Record excerpts:
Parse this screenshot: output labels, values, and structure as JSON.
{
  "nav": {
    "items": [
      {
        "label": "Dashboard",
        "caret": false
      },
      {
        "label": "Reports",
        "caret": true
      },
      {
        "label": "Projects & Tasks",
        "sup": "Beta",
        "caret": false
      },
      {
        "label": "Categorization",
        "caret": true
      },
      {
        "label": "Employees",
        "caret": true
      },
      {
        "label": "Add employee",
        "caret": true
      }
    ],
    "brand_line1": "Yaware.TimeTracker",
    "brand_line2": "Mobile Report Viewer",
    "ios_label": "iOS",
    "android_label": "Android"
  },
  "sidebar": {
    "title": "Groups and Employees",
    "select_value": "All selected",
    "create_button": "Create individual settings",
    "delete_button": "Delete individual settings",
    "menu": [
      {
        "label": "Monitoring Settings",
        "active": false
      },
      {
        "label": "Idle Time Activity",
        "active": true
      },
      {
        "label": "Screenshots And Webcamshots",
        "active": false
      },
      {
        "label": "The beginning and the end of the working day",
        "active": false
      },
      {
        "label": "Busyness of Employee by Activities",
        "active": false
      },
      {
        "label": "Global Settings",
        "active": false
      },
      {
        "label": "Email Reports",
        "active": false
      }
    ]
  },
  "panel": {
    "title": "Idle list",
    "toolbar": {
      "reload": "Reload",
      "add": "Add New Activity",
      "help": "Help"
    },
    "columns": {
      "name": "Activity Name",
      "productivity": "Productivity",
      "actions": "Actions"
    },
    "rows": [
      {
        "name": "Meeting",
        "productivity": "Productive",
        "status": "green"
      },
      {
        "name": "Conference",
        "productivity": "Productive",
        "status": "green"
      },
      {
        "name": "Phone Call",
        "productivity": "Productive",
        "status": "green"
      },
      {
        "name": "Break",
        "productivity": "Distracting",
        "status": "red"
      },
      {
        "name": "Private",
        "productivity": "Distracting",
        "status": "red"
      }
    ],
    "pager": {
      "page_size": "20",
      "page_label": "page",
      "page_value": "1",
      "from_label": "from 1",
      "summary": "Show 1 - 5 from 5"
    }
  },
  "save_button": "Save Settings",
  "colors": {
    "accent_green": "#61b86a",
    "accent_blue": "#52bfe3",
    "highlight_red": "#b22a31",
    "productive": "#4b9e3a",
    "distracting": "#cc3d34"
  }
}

* * *

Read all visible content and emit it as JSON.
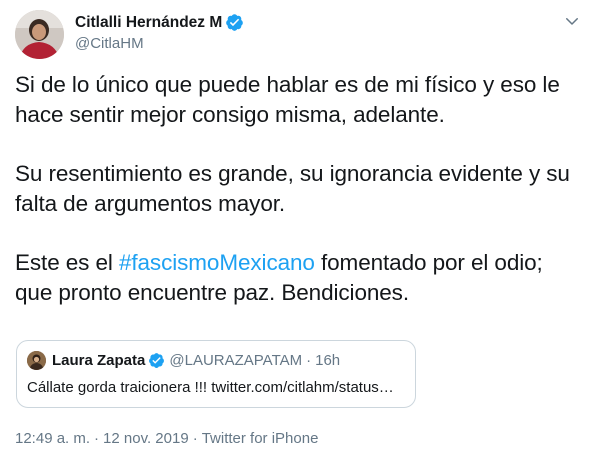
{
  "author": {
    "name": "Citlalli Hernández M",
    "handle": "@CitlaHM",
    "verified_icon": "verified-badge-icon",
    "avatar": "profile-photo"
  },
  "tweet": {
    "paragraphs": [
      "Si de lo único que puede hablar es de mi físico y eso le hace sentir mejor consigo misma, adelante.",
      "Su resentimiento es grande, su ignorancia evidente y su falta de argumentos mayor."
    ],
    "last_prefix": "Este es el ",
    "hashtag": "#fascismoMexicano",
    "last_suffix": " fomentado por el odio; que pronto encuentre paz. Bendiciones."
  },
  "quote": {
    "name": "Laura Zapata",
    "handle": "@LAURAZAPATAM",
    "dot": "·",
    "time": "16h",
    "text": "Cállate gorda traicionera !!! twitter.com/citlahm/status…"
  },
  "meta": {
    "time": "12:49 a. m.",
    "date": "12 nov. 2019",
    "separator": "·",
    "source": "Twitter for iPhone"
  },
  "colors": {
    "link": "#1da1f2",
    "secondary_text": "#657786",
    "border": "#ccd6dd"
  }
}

--

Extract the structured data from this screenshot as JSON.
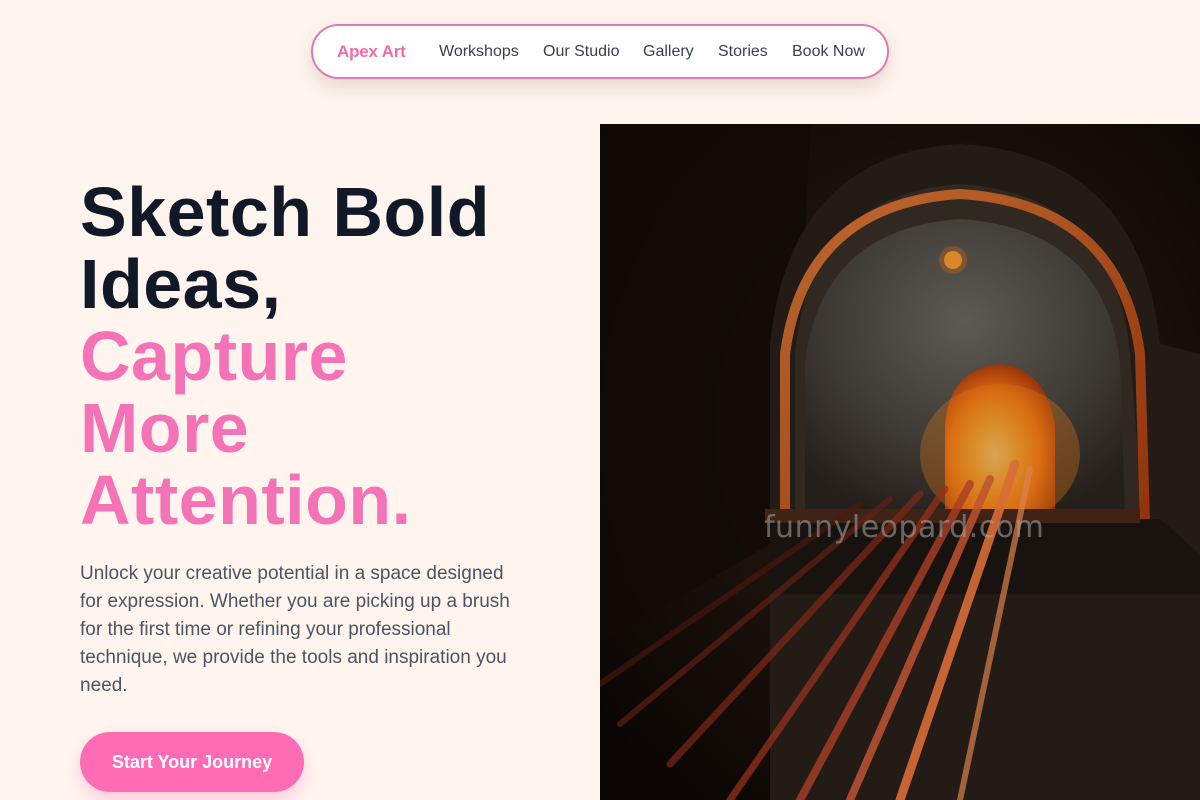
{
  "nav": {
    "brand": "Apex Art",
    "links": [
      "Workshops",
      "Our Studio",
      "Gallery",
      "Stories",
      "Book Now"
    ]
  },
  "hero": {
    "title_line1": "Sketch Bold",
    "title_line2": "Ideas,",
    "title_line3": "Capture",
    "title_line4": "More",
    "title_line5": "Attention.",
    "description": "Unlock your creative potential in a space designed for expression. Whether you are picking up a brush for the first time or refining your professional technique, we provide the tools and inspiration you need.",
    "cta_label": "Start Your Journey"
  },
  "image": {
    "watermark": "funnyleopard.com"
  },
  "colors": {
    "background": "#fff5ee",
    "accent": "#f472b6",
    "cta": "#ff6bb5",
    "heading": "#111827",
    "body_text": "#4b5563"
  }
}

Requirement: Gather each line holding the string "Employees".

Full response:
        "label": "Employees",
    "title": "Groups and Employees",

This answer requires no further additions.